== Task ==
Return each line of the listing that contains the string "JSON".

== Entries shown ==

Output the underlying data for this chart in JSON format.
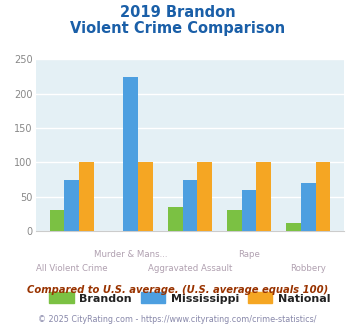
{
  "title_line1": "2019 Brandon",
  "title_line2": "Violent Crime Comparison",
  "categories": [
    "All Violent Crime",
    "Murder & Mans...",
    "Aggravated Assault",
    "Rape",
    "Robbery"
  ],
  "top_labels": [
    "",
    "Murder & Mans...",
    "",
    "Rape",
    ""
  ],
  "bottom_labels": [
    "All Violent Crime",
    "",
    "Aggravated Assault",
    "",
    "Robbery"
  ],
  "brandon": [
    30,
    0,
    35,
    30,
    11
  ],
  "mississippi": [
    74,
    224,
    75,
    60,
    70
  ],
  "national": [
    101,
    101,
    101,
    101,
    101
  ],
  "bar_colors": {
    "brandon": "#7bc143",
    "mississippi": "#4d9fe0",
    "national": "#f5a623"
  },
  "ylim": [
    0,
    250
  ],
  "yticks": [
    0,
    50,
    100,
    150,
    200,
    250
  ],
  "bg_color": "#e4f0f5",
  "title_color": "#1a5fa8",
  "xtick_color": "#b0a0b0",
  "footer_text": "Compared to U.S. average. (U.S. average equals 100)",
  "copyright_text": "© 2025 CityRating.com - https://www.cityrating.com/crime-statistics/",
  "footer_color": "#993300",
  "copyright_color": "#8888aa",
  "legend_labels": [
    "Brandon",
    "Mississippi",
    "National"
  ]
}
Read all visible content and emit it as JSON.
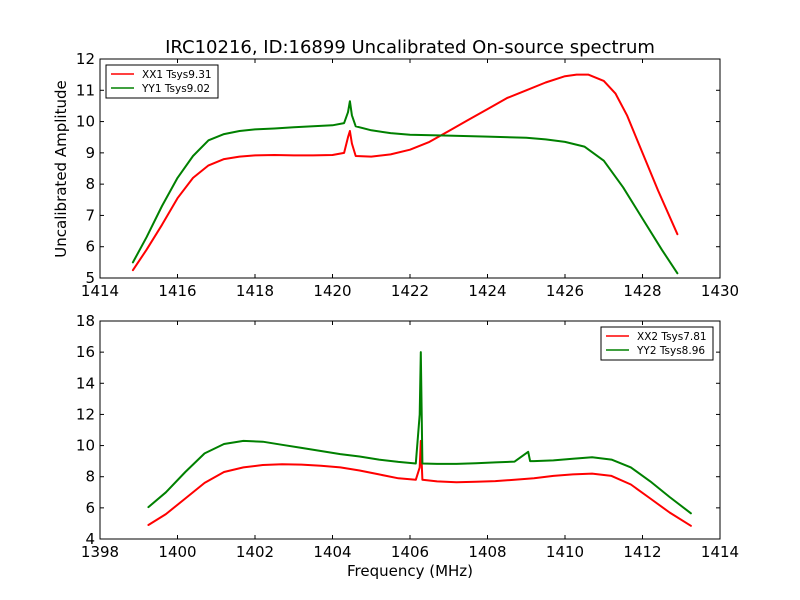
{
  "chart_data": [
    {
      "type": "line",
      "title": "IRC10216, ID:16899 Uncalibrated On-source spectrum",
      "xlabel": "",
      "ylabel": "Uncalibrated Amplitude",
      "xlim": [
        1414,
        1430
      ],
      "ylim": [
        5,
        12
      ],
      "xticks": [
        "1414",
        "1416",
        "1418",
        "1420",
        "1422",
        "1424",
        "1426",
        "1428",
        "1430"
      ],
      "yticks": [
        "5",
        "6",
        "7",
        "8",
        "9",
        "10",
        "11",
        "12"
      ],
      "legend_position": "top-left",
      "series": [
        {
          "name": "XX1 Tsys9.31",
          "color": "#ff0000",
          "x": [
            1414.85,
            1415.2,
            1415.6,
            1416.0,
            1416.4,
            1416.8,
            1417.2,
            1417.6,
            1418.0,
            1418.5,
            1419.0,
            1419.5,
            1420.0,
            1420.3,
            1420.4,
            1420.45,
            1420.5,
            1420.6,
            1421.0,
            1421.5,
            1422.0,
            1422.5,
            1423.0,
            1423.5,
            1424.0,
            1424.5,
            1425.0,
            1425.5,
            1426.0,
            1426.3,
            1426.6,
            1427.0,
            1427.3,
            1427.6,
            1428.0,
            1428.4,
            1428.9
          ],
          "y": [
            5.25,
            5.9,
            6.7,
            7.55,
            8.2,
            8.6,
            8.8,
            8.88,
            8.92,
            8.93,
            8.92,
            8.92,
            8.93,
            9.0,
            9.5,
            9.7,
            9.3,
            8.9,
            8.88,
            8.95,
            9.1,
            9.35,
            9.7,
            10.05,
            10.4,
            10.75,
            11.0,
            11.25,
            11.45,
            11.5,
            11.5,
            11.3,
            10.9,
            10.2,
            9.0,
            7.8,
            6.4
          ]
        },
        {
          "name": "YY1 Tsys9.02",
          "color": "#008000",
          "x": [
            1414.85,
            1415.2,
            1415.6,
            1416.0,
            1416.4,
            1416.8,
            1417.2,
            1417.6,
            1418.0,
            1418.5,
            1419.0,
            1419.5,
            1420.0,
            1420.3,
            1420.4,
            1420.45,
            1420.5,
            1420.6,
            1421.0,
            1421.5,
            1422.0,
            1423.0,
            1424.0,
            1425.0,
            1425.5,
            1426.0,
            1426.5,
            1427.0,
            1427.5,
            1428.0,
            1428.5,
            1428.9
          ],
          "y": [
            5.5,
            6.3,
            7.3,
            8.2,
            8.9,
            9.4,
            9.6,
            9.7,
            9.75,
            9.78,
            9.82,
            9.85,
            9.88,
            9.95,
            10.3,
            10.65,
            10.2,
            9.85,
            9.72,
            9.63,
            9.58,
            9.55,
            9.52,
            9.48,
            9.43,
            9.35,
            9.2,
            8.75,
            7.9,
            6.9,
            5.9,
            5.15
          ]
        }
      ]
    },
    {
      "type": "line",
      "title": "",
      "xlabel": "Frequency (MHz)",
      "ylabel": "",
      "xlim": [
        1398,
        1414
      ],
      "ylim": [
        4,
        18
      ],
      "xticks": [
        "1398",
        "1400",
        "1402",
        "1404",
        "1406",
        "1408",
        "1410",
        "1412",
        "1414"
      ],
      "yticks": [
        "4",
        "6",
        "8",
        "10",
        "12",
        "14",
        "16",
        "18"
      ],
      "legend_position": "top-right",
      "series": [
        {
          "name": "XX2 Tsys7.81",
          "color": "#ff0000",
          "x": [
            1399.25,
            1399.7,
            1400.2,
            1400.7,
            1401.2,
            1401.7,
            1402.2,
            1402.7,
            1403.2,
            1403.7,
            1404.2,
            1404.7,
            1405.2,
            1405.7,
            1406.15,
            1406.25,
            1406.28,
            1406.32,
            1406.7,
            1407.2,
            1407.7,
            1408.2,
            1408.7,
            1409.2,
            1409.7,
            1410.2,
            1410.7,
            1411.2,
            1411.7,
            1412.2,
            1412.7,
            1413.25
          ],
          "y": [
            4.9,
            5.6,
            6.6,
            7.6,
            8.3,
            8.6,
            8.75,
            8.8,
            8.78,
            8.7,
            8.6,
            8.4,
            8.15,
            7.9,
            7.8,
            8.6,
            10.3,
            7.8,
            7.7,
            7.65,
            7.68,
            7.72,
            7.8,
            7.9,
            8.05,
            8.15,
            8.2,
            8.05,
            7.5,
            6.6,
            5.7,
            4.85
          ]
        },
        {
          "name": "YY2 Tsys8.96",
          "color": "#008000",
          "x": [
            1399.25,
            1399.7,
            1400.2,
            1400.7,
            1401.2,
            1401.7,
            1402.2,
            1402.7,
            1403.2,
            1403.7,
            1404.2,
            1404.7,
            1405.2,
            1405.7,
            1406.15,
            1406.25,
            1406.28,
            1406.32,
            1406.7,
            1407.2,
            1407.7,
            1408.2,
            1408.7,
            1409.05,
            1409.1,
            1409.2,
            1409.7,
            1410.2,
            1410.7,
            1411.2,
            1411.7,
            1412.2,
            1412.7,
            1413.25
          ],
          "y": [
            6.05,
            7.0,
            8.3,
            9.5,
            10.1,
            10.3,
            10.25,
            10.05,
            9.85,
            9.65,
            9.45,
            9.3,
            9.1,
            8.95,
            8.85,
            12.0,
            16.0,
            8.85,
            8.82,
            8.82,
            8.87,
            8.92,
            8.97,
            9.6,
            9.0,
            9.0,
            9.05,
            9.15,
            9.25,
            9.1,
            8.6,
            7.7,
            6.7,
            5.65
          ]
        }
      ]
    }
  ]
}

== Reply ==
Output the underlying data for this chart in JSON format.
Read all visible content and emit it as JSON.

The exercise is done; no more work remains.